----- Records shown -----
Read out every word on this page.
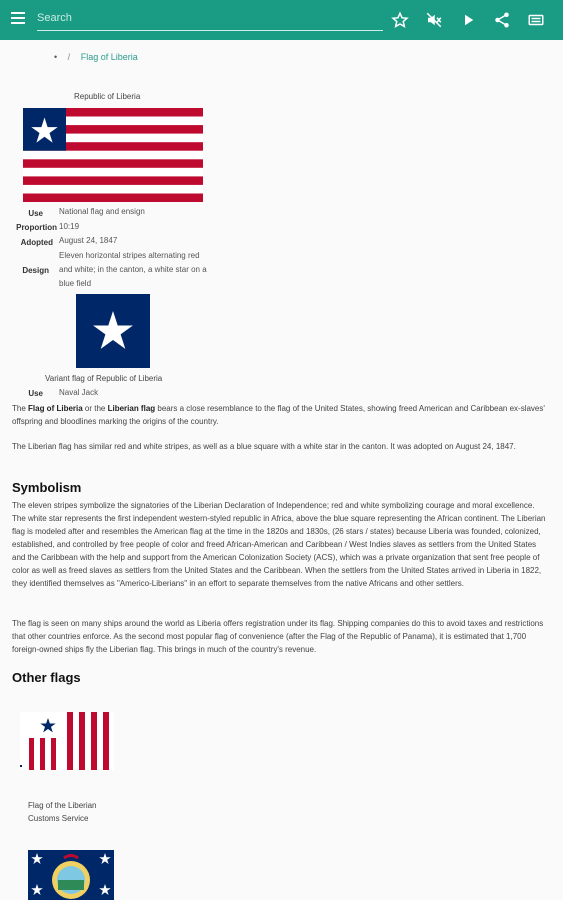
Search
• / Flag of Liberia
Republic of Liberia
Use National flag and ensign
Proportion 10:19
Adopted August 24, 1847
Design
Eleven horizontal stripes alternating red and white; in the canton, a white star on a blue field
Variant flag of Republic of Liberia
Use Naval Jack
The Flag of Liberia or the Liberian flag bears a close resemblance to the flag of the United States, showing freed American and Caribbean ex-slaves' offspring and bloodlines marking the origins of the country.
The Liberian flag has similar red and white stripes, as well as a blue square with a white star in the canton. It was adopted on August 24, 1847.
Symbolism
The eleven stripes symbolize the signatories of the Liberian Declaration of Independence; red and white symbolizing courage and moral excellence. The white star represents the first independent western-styled republic in Africa, above the blue square representing the African continent. The Liberian flag is modeled after and resembles the American flag at the time in the 1820s and 1830s, (26 stars / states) because Liberia was founded, colonized, established, and controlled by free people of color and freed African-American and Caribbean / West Indies slaves as settlers from the United States and the Caribbean with the help and support from the American Colonization Society (ACS), which was a private organization that sent free people of color as well as freed slaves as settlers from the United States and the Caribbean. When the settlers from the United States arrived in Liberia in 1822, they identified themselves as "Americo-Liberians" in an effort to separate themselves from the native Africans and other settlers.
The flag is seen on many ships around the world as Liberia offers registration under its flag. Shipping companies do this to avoid taxes and restrictions that other countries enforce. As the second most popular flag of convenience (after the Flag of the Republic of Panama), it is estimated that 1,700 foreign-owned ships fly the Liberian flag. This brings in much of the country's revenue.
Other flags
Flag of the Liberian
Customs Service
-----
### Exercise
In the records above, locate the lines holding the word "canton". Copy each of them.

### Solution
Eleven horizontal stripes alternating red and white; in the canton, a white star on a blue field
The Liberian flag has similar red and white stripes, as well as a blue square with a white star in the canton. It was adopted on August 24, 1847.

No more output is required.